**Source records:**
— Start —

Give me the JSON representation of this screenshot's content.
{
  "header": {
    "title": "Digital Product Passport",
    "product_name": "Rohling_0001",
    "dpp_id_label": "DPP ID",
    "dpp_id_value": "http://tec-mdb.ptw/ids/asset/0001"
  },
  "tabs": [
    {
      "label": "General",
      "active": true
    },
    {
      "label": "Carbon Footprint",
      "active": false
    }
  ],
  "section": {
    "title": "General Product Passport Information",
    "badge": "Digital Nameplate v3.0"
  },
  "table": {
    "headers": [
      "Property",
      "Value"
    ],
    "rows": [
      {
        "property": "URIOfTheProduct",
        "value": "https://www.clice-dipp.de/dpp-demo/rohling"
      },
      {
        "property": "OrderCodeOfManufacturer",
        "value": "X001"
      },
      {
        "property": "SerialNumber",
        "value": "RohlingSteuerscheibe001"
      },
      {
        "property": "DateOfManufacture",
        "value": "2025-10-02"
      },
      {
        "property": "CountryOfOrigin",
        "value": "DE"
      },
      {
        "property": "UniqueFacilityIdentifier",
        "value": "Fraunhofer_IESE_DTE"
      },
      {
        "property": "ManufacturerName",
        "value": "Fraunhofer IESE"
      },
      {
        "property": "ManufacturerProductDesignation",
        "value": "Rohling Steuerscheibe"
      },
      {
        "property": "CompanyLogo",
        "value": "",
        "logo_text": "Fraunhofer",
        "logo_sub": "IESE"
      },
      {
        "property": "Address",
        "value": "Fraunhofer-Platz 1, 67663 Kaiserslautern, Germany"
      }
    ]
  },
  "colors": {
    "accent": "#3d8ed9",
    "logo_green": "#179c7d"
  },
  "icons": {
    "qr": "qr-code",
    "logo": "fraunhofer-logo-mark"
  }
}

— End —

Each line of the material must be restated exactly.

Give me the JSON representation of this screenshot's content.
{
  "header": {
    "title": "Digital Product Passport",
    "product_name": "Rohling_0001",
    "dpp_id_label": "DPP ID",
    "dpp_id_value": "http://tec-mdb.ptw/ids/asset/0001"
  },
  "tabs": [
    {
      "label": "General",
      "active": true
    },
    {
      "label": "Carbon Footprint",
      "active": false
    }
  ],
  "section": {
    "title": "General Product Passport Information",
    "badge": "Digital Nameplate v3.0"
  },
  "table": {
    "headers": [
      "Property",
      "Value"
    ],
    "rows": [
      {
        "property": "URIOfTheProduct",
        "value": "https://www.clice-dipp.de/dpp-demo/rohling"
      },
      {
        "property": "OrderCodeOfManufacturer",
        "value": "X001"
      },
      {
        "property": "SerialNumber",
        "value": "RohlingSteuerscheibe001"
      },
      {
        "property": "DateOfManufacture",
        "value": "2025-10-02"
      },
      {
        "property": "CountryOfOrigin",
        "value": "DE"
      },
      {
        "property": "UniqueFacilityIdentifier",
        "value": "Fraunhofer_IESE_DTE"
      },
      {
        "property": "ManufacturerName",
        "value": "Fraunhofer IESE"
      },
      {
        "property": "ManufacturerProductDesignation",
        "value": "Rohling Steuerscheibe"
      },
      {
        "property": "CompanyLogo",
        "value": "",
        "logo_text": "Fraunhofer",
        "logo_sub": "IESE"
      },
      {
        "property": "Address",
        "value": "Fraunhofer-Platz 1, 67663 Kaiserslautern, Germany"
      }
    ]
  },
  "colors": {
    "accent": "#3d8ed9",
    "logo_green": "#179c7d"
  },
  "icons": {
    "qr": "qr-code",
    "logo": "fraunhofer-logo-mark"
  }
}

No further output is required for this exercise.